** Instruction **
Every line with the word "Глава" in it should be extracted from the data that follows.

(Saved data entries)
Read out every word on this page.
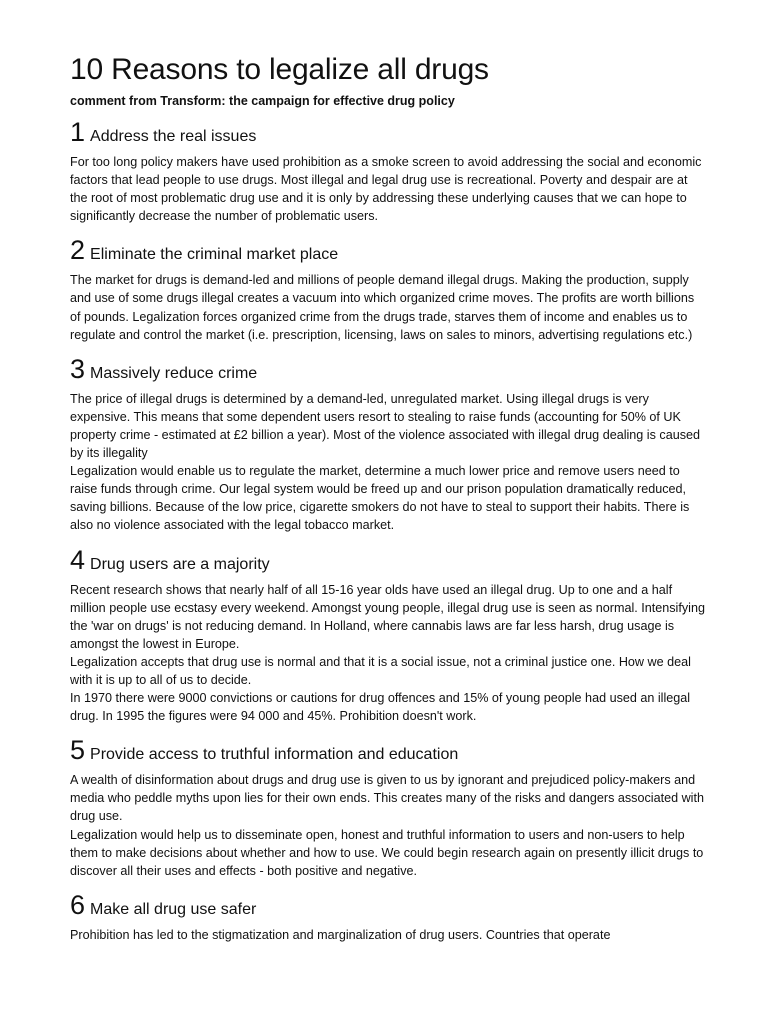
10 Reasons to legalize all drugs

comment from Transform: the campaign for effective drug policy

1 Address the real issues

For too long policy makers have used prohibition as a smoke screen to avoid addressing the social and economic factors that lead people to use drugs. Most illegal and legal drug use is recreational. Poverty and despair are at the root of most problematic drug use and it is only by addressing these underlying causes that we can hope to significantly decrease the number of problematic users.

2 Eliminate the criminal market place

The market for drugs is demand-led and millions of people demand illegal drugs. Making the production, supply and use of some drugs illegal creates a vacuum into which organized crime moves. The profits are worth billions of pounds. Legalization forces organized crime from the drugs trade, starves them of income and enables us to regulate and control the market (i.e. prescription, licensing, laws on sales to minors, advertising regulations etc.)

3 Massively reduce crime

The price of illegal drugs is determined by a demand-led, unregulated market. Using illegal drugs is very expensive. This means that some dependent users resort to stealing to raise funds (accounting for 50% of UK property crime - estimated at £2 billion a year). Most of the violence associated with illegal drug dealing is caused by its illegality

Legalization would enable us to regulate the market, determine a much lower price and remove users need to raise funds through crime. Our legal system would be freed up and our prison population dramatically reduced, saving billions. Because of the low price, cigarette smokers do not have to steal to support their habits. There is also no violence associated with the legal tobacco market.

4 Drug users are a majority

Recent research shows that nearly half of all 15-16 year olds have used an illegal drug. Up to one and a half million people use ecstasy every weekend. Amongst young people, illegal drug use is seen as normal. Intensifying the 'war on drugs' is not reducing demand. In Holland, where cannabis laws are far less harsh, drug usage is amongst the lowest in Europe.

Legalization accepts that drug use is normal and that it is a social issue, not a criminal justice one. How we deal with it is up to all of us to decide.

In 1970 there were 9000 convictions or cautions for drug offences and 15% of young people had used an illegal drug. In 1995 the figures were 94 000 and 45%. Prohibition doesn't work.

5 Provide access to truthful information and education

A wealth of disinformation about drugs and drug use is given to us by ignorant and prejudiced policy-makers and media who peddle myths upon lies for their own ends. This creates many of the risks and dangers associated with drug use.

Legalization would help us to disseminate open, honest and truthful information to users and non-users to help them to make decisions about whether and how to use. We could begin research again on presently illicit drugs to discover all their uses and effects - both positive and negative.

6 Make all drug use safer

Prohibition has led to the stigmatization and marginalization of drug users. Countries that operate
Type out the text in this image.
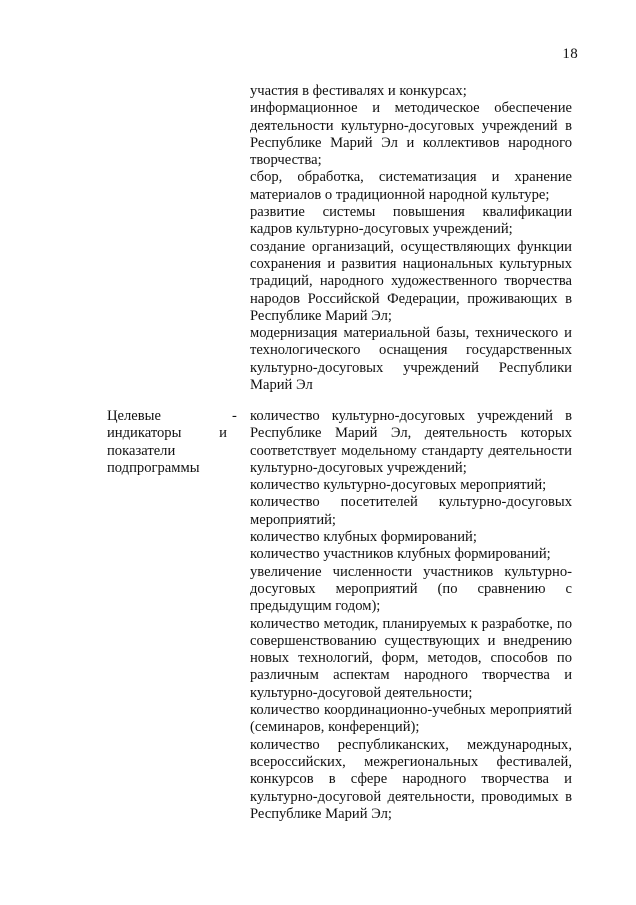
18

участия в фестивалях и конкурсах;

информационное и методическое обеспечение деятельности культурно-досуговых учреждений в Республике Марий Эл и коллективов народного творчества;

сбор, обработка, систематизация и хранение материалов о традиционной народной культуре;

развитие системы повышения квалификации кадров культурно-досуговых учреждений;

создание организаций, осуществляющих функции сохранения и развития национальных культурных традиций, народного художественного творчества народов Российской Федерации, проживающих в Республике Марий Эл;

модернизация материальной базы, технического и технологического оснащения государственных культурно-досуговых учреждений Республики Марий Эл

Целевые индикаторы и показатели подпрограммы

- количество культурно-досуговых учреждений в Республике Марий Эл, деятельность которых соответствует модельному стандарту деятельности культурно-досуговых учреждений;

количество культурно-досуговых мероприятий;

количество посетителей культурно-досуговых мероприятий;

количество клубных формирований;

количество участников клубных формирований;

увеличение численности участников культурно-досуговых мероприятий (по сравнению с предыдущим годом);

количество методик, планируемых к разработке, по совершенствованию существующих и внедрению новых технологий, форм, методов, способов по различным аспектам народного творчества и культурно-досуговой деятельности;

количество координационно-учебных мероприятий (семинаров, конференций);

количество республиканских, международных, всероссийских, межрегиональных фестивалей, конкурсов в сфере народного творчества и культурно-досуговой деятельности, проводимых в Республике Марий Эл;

...

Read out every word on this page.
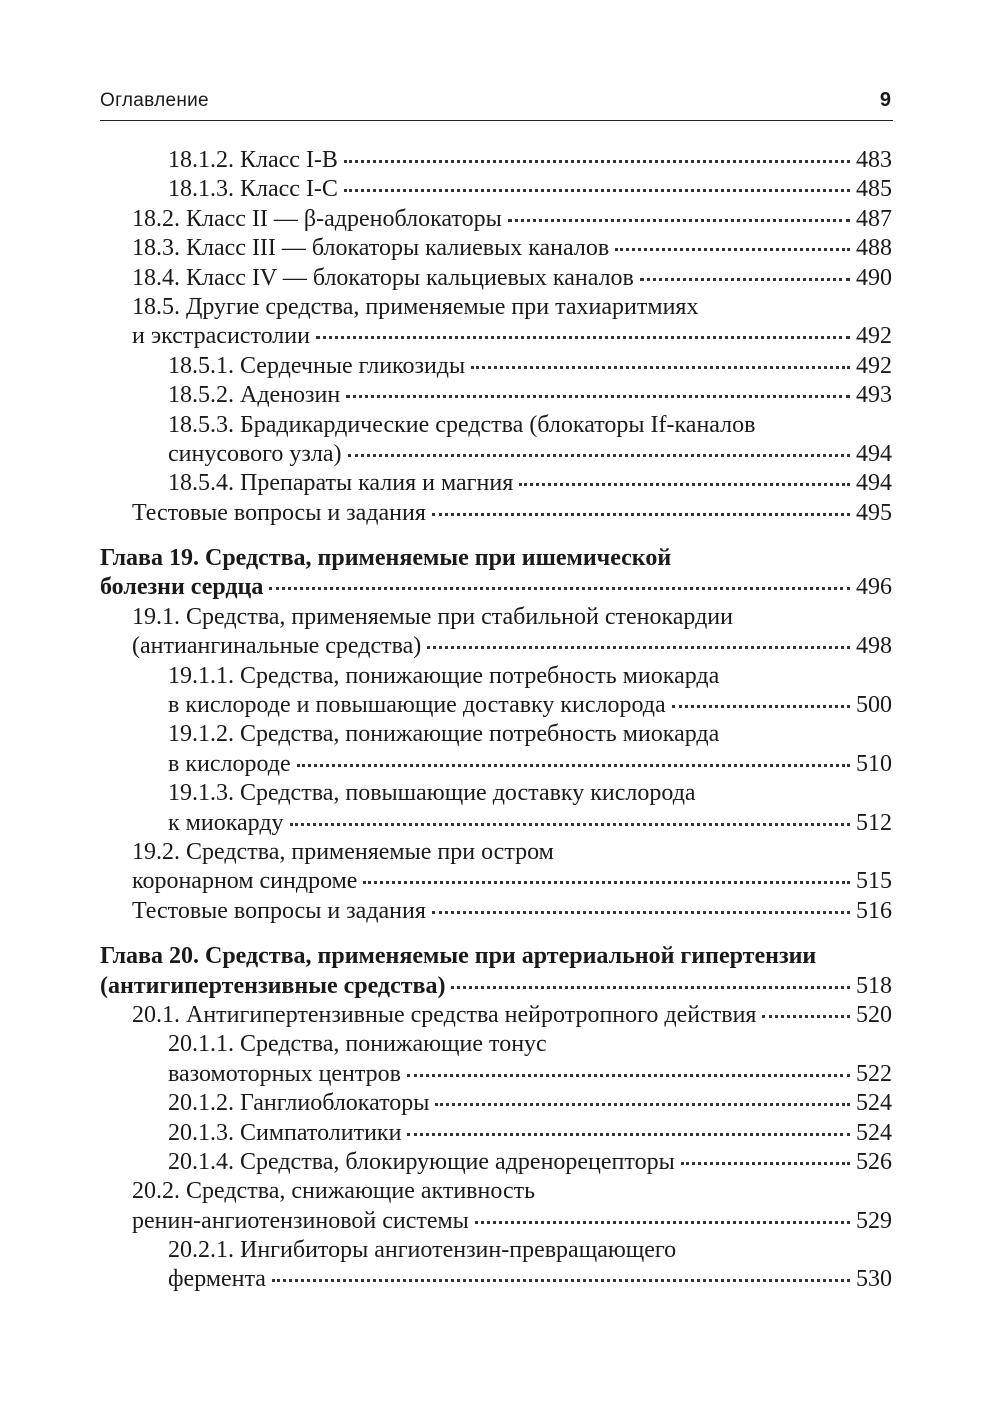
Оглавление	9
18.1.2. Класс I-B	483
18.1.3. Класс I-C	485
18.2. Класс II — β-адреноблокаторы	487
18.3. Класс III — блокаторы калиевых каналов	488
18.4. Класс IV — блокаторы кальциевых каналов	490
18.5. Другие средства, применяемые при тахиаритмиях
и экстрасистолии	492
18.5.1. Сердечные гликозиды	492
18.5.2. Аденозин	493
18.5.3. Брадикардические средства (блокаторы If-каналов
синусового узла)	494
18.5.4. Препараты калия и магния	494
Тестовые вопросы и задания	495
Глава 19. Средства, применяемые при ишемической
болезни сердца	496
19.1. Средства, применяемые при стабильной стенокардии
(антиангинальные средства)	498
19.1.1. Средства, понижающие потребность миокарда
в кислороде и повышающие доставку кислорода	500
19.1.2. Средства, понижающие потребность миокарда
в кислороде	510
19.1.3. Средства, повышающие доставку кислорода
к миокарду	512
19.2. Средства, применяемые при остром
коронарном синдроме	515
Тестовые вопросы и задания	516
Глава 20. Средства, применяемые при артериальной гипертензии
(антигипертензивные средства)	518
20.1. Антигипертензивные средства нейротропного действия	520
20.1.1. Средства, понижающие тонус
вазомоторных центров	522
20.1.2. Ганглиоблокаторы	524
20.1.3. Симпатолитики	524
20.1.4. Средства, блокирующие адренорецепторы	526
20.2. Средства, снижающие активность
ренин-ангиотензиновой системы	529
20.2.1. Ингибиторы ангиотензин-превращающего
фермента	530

--

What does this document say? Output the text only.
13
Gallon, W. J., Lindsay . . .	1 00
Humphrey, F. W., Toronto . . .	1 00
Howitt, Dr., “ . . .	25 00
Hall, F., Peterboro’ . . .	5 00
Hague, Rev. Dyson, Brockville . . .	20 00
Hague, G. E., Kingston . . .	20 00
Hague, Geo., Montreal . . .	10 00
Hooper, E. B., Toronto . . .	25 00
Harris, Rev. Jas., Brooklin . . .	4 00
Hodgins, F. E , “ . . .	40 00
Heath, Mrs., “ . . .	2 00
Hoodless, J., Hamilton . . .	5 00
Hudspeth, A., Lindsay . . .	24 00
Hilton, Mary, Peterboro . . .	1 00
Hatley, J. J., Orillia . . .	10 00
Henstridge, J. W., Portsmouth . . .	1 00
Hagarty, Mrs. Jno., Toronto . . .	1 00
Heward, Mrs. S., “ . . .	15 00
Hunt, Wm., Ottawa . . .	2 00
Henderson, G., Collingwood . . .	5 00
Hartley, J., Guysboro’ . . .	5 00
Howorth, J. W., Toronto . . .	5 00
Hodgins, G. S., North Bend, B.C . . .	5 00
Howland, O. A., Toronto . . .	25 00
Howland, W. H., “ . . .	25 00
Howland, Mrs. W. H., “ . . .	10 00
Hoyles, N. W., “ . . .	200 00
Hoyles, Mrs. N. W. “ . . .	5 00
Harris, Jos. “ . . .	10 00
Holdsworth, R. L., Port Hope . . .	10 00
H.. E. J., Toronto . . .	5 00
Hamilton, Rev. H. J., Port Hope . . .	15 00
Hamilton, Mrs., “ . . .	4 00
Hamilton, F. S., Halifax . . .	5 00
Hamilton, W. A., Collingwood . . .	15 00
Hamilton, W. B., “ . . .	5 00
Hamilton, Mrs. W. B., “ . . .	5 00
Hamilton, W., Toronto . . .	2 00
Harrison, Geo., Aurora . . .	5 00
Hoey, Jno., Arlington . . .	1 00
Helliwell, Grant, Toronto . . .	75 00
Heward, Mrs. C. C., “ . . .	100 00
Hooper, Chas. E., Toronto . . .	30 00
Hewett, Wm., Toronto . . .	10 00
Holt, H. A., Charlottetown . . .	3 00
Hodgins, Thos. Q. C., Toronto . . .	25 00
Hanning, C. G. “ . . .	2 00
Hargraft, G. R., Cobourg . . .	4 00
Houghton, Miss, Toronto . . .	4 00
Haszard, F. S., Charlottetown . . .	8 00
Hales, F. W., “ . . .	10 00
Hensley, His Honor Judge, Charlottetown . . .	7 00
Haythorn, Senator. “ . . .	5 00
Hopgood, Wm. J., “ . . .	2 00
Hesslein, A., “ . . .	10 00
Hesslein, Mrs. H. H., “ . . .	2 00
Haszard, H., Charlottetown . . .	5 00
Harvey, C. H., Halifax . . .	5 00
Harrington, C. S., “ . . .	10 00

** Answer for this exercise **
Глава 19. Средства, применяемые при ишемической
Глава 20. Средства, применяемые при артериальной гипертензии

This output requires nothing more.